* Start *
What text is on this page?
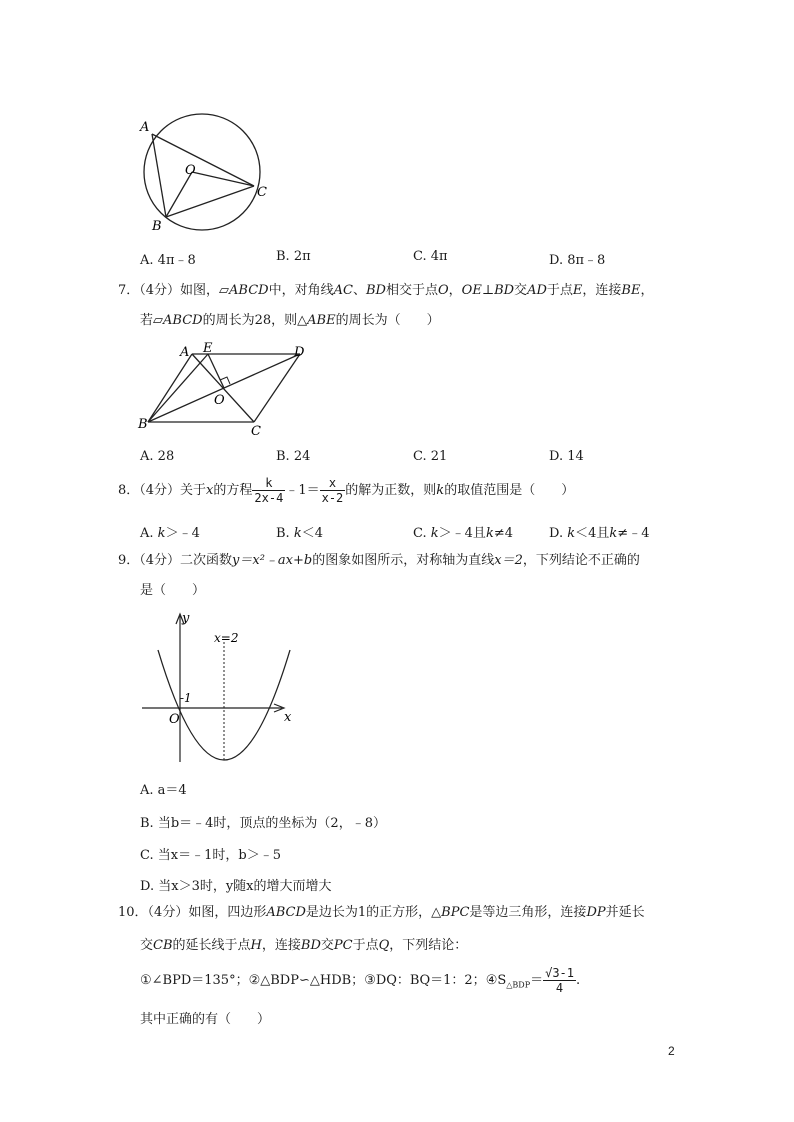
A
O
B
C
A. 4π﹣8	B. 2π	C. 4π	D. 8π﹣8
7．（4分）如图，▱ABCD中，对角线AC、BD相交于点O，OE⊥BD交AD于点E，连接BE，
若▱ABCD的周长为28，则△ABE的周长为（　　）
A E	D
O
B	C
A. 28	B. 24	C. 21	D. 14
8．（4分）关于x的方程 $\frac{k}{2x-4}$ ﹣1＝ $\frac{x}{x-2}$ 的解为正数，则k的取值范围是（　　）
A. k＞﹣4	B. k＜4	C. k＞﹣4且k≠4	D. k＜4且k≠﹣4
9．（4分）二次函数y＝x²﹣ax+b的图象如图所示，对称轴为直线x＝2，下列结论不正确的
是（　　）
y
x
O
x=2
-1
A. a＝4
B. 当b＝﹣4时，顶点的坐标为（2，﹣8）
C. 当x＝﹣1时，b＞﹣5
D. 当x＞3时，y随x的增大而增大
10．（4分）如图，四边形ABCD是边长为1的正方形，△BPC是等边三角形，连接DP并延长
交CB的延长线于点H，连接BD交PC于点Q，下列结论：
①∠BPD＝135°；②△BDP∽△HDB；③DQ：BQ＝1：2；$④S_{\triangle BDP}= \frac{√3-1}{4}$ .
其中正确的有（　　）
2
* End *
YOUR INSTRUCTIONS: Copy every record above exactly as written, but leave out the pictures.

TASK RESULT:
What text is on this page?
A
O
B
C
A. 4π﹣8	B. 2π	C. 4π	D. 8π﹣8
7．（4分）如图，▱ABCD中，对角线AC、BD相交于点O，OE⊥BD交AD于点E，连接BE，
若▱ABCD的周长为28，则△ABE的周长为（　　）
A E	D
O
B	C
A. 28	B. 24	C. 21	D. 14
8．（4分）关于x的方程 $\frac{k}{2x-4}$ ﹣1＝ $\frac{x}{x-2}$ 的解为正数，则k的取值范围是（　　）
A. k＞﹣4	B. k＜4	C. k＞﹣4且k≠4	D. k＜4且k≠﹣4
9．（4分）二次函数y＝x²﹣ax+b的图象如图所示，对称轴为直线x＝2，下列结论不正确的
是（　　）
y
x
O
x=2
-1
A. a＝4
B. 当b＝﹣4时，顶点的坐标为（2，﹣8）
C. 当x＝﹣1时，b＞﹣5
D. 当x＞3时，y随x的增大而增大
10．（4分）如图，四边形ABCD是边长为1的正方形，△BPC是等边三角形，连接DP并延长
交CB的延长线于点H，连接BD交PC于点Q，下列结论：
①∠BPD＝135°；②△BDP∽△HDB；③DQ：BQ＝1：2；$④S_{\triangle BDP}= \frac{√3-1}{4}$ .
其中正确的有（　　）
2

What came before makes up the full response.